## Instructions for the task:
Copy every record word for word.

[Start of Records for processing]

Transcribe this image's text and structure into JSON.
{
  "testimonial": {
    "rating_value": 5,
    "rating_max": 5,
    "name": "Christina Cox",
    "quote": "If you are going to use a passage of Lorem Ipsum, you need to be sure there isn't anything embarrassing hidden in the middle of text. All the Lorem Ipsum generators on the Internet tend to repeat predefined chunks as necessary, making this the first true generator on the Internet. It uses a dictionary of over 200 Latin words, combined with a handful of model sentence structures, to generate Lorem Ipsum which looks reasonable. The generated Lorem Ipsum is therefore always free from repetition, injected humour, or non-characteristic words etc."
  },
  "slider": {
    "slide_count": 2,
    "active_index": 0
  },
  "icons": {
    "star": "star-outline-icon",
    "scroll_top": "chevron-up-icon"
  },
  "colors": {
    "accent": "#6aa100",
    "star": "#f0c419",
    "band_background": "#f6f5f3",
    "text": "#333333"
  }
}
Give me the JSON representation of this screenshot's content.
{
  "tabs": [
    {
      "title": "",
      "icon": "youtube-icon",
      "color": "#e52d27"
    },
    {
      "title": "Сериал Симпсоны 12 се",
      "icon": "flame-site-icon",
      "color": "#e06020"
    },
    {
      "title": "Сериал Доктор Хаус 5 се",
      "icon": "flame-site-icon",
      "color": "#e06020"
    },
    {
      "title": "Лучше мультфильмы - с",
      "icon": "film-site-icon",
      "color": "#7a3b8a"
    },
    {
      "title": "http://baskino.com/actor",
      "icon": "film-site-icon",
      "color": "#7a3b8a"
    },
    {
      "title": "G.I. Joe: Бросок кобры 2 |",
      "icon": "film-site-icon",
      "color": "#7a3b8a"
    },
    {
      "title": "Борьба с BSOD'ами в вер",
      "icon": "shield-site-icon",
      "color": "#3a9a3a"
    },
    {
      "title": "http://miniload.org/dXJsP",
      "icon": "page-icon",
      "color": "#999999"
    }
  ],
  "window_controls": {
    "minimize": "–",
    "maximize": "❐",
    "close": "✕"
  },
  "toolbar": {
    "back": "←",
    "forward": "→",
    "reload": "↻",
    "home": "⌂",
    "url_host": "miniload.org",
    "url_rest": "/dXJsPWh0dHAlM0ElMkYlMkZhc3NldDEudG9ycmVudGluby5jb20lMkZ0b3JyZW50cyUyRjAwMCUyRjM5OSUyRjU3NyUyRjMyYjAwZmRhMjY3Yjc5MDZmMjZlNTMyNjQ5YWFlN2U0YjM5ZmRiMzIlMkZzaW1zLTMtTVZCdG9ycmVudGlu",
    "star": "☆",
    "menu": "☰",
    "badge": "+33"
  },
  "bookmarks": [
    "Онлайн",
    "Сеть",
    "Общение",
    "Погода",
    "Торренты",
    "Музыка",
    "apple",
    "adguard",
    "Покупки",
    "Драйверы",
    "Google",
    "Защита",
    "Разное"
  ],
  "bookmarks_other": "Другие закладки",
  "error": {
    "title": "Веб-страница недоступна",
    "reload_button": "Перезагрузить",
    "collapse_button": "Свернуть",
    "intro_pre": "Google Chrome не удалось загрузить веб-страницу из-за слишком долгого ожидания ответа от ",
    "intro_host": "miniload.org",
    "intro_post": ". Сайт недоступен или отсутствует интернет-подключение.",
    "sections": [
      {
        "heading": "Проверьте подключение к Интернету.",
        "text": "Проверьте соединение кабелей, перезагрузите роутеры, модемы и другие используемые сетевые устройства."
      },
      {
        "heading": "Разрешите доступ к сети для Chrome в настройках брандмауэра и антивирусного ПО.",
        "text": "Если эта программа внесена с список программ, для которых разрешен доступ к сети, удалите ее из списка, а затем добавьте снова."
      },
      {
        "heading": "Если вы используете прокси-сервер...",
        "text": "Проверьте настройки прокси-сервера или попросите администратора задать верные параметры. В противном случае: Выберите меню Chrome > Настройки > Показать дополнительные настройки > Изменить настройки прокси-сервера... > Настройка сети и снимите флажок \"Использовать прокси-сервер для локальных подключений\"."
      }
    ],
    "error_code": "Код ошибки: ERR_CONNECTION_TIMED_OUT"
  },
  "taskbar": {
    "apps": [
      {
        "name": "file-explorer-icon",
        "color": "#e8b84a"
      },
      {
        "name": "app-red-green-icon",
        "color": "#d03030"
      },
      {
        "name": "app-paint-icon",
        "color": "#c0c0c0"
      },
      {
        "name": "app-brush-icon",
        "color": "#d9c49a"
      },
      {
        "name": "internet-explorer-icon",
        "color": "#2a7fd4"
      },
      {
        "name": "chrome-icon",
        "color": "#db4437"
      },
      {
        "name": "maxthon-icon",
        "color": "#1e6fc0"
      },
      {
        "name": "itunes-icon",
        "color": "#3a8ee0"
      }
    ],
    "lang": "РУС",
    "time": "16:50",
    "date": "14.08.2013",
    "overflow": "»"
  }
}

[End of Records for processing]

## Output for this exercise:
Transcribe this image's text and structure into JSON.
{
  "testimonial": {
    "rating_value": 5,
    "rating_max": 5,
    "name": "Christina Cox",
    "quote": "If you are going to use a passage of Lorem Ipsum, you need to be sure there isn't anything embarrassing hidden in the middle of text. All the Lorem Ipsum generators on the Internet tend to repeat predefined chunks as necessary, making this the first true generator on the Internet. It uses a dictionary of over 200 Latin words, combined with a handful of model sentence structures, to generate Lorem Ipsum which looks reasonable. The generated Lorem Ipsum is therefore always free from repetition, injected humour, or non-characteristic words etc."
  },
  "slider": {
    "slide_count": 2,
    "active_index": 0
  },
  "icons": {
    "star": "star-outline-icon",
    "scroll_top": "chevron-up-icon"
  },
  "colors": {
    "accent": "#6aa100",
    "star": "#f0c419",
    "band_background": "#f6f5f3",
    "text": "#333333"
  }
}
Give me the JSON representation of this screenshot's content.
{
  "tabs": [
    {
      "title": "",
      "icon": "youtube-icon",
      "color": "#e52d27"
    },
    {
      "title": "Сериал Симпсоны 12 се",
      "icon": "flame-site-icon",
      "color": "#e06020"
    },
    {
      "title": "Сериал Доктор Хаус 5 се",
      "icon": "flame-site-icon",
      "color": "#e06020"
    },
    {
      "title": "Лучше мультфильмы - с",
      "icon": "film-site-icon",
      "color": "#7a3b8a"
    },
    {
      "title": "http://baskino.com/actor",
      "icon": "film-site-icon",
      "color": "#7a3b8a"
    },
    {
      "title": "G.I. Joe: Бросок кобры 2 |",
      "icon": "film-site-icon",
      "color": "#7a3b8a"
    },
    {
      "title": "Борьба с BSOD'ами в вер",
      "icon": "shield-site-icon",
      "color": "#3a9a3a"
    },
    {
      "title": "http://miniload.org/dXJsP",
      "icon": "page-icon",
      "color": "#999999"
    }
  ],
  "window_controls": {
    "minimize": "–",
    "maximize": "❐",
    "close": "✕"
  },
  "toolbar": {
    "back": "←",
    "forward": "→",
    "reload": "↻",
    "home": "⌂",
    "url_host": "miniload.org",
    "url_rest": "/dXJsPWh0dHAlM0ElMkYlMkZhc3NldDEudG9ycmVudGluby5jb20lMkZ0b3JyZW50cyUyRjAwMCUyRjM5OSUyRjU3NyUyRjMyYjAwZmRhMjY3Yjc5MDZmMjZlNTMyNjQ5YWFlN2U0YjM5ZmRiMzIlMkZzaW1zLTMtTVZCdG9ycmVudGlu",
    "star": "☆",
    "menu": "☰",
    "badge": "+33"
  },
  "bookmarks": [
    "Онлайн",
    "Сеть",
    "Общение",
    "Погода",
    "Торренты",
    "Музыка",
    "apple",
    "adguard",
    "Покупки",
    "Драйверы",
    "Google",
    "Защита",
    "Разное"
  ],
  "bookmarks_other": "Другие закладки",
  "error": {
    "title": "Веб-страница недоступна",
    "reload_button": "Перезагрузить",
    "collapse_button": "Свернуть",
    "intro_pre": "Google Chrome не удалось загрузить веб-страницу из-за слишком долгого ожидания ответа от ",
    "intro_host": "miniload.org",
    "intro_post": ". Сайт недоступен или отсутствует интернет-подключение.",
    "sections": [
      {
        "heading": "Проверьте подключение к Интернету.",
        "text": "Проверьте соединение кабелей, перезагрузите роутеры, модемы и другие используемые сетевые устройства."
      },
      {
        "heading": "Разрешите доступ к сети для Chrome в настройках брандмауэра и антивирусного ПО.",
        "text": "Если эта программа внесена с список программ, для которых разрешен доступ к сети, удалите ее из списка, а затем добавьте снова."
      },
      {
        "heading": "Если вы используете прокси-сервер...",
        "text": "Проверьте настройки прокси-сервера или попросите администратора задать верные параметры. В противном случае: Выберите меню Chrome > Настройки > Показать дополнительные настройки > Изменить настройки прокси-сервера... > Настройка сети и снимите флажок \"Использовать прокси-сервер для локальных подключений\"."
      }
    ],
    "error_code": "Код ошибки: ERR_CONNECTION_TIMED_OUT"
  },
  "taskbar": {
    "apps": [
      {
        "name": "file-explorer-icon",
        "color": "#e8b84a"
      },
      {
        "name": "app-red-green-icon",
        "color": "#d03030"
      },
      {
        "name": "app-paint-icon",
        "color": "#c0c0c0"
      },
      {
        "name": "app-brush-icon",
        "color": "#d9c49a"
      },
      {
        "name": "internet-explorer-icon",
        "color": "#2a7fd4"
      },
      {
        "name": "chrome-icon",
        "color": "#db4437"
      },
      {
        "name": "maxthon-icon",
        "color": "#1e6fc0"
      },
      {
        "name": "itunes-icon",
        "color": "#3a8ee0"
      }
    ],
    "lang": "РУС",
    "time": "16:50",
    "date": "14.08.2013",
    "overflow": "»"
  }
}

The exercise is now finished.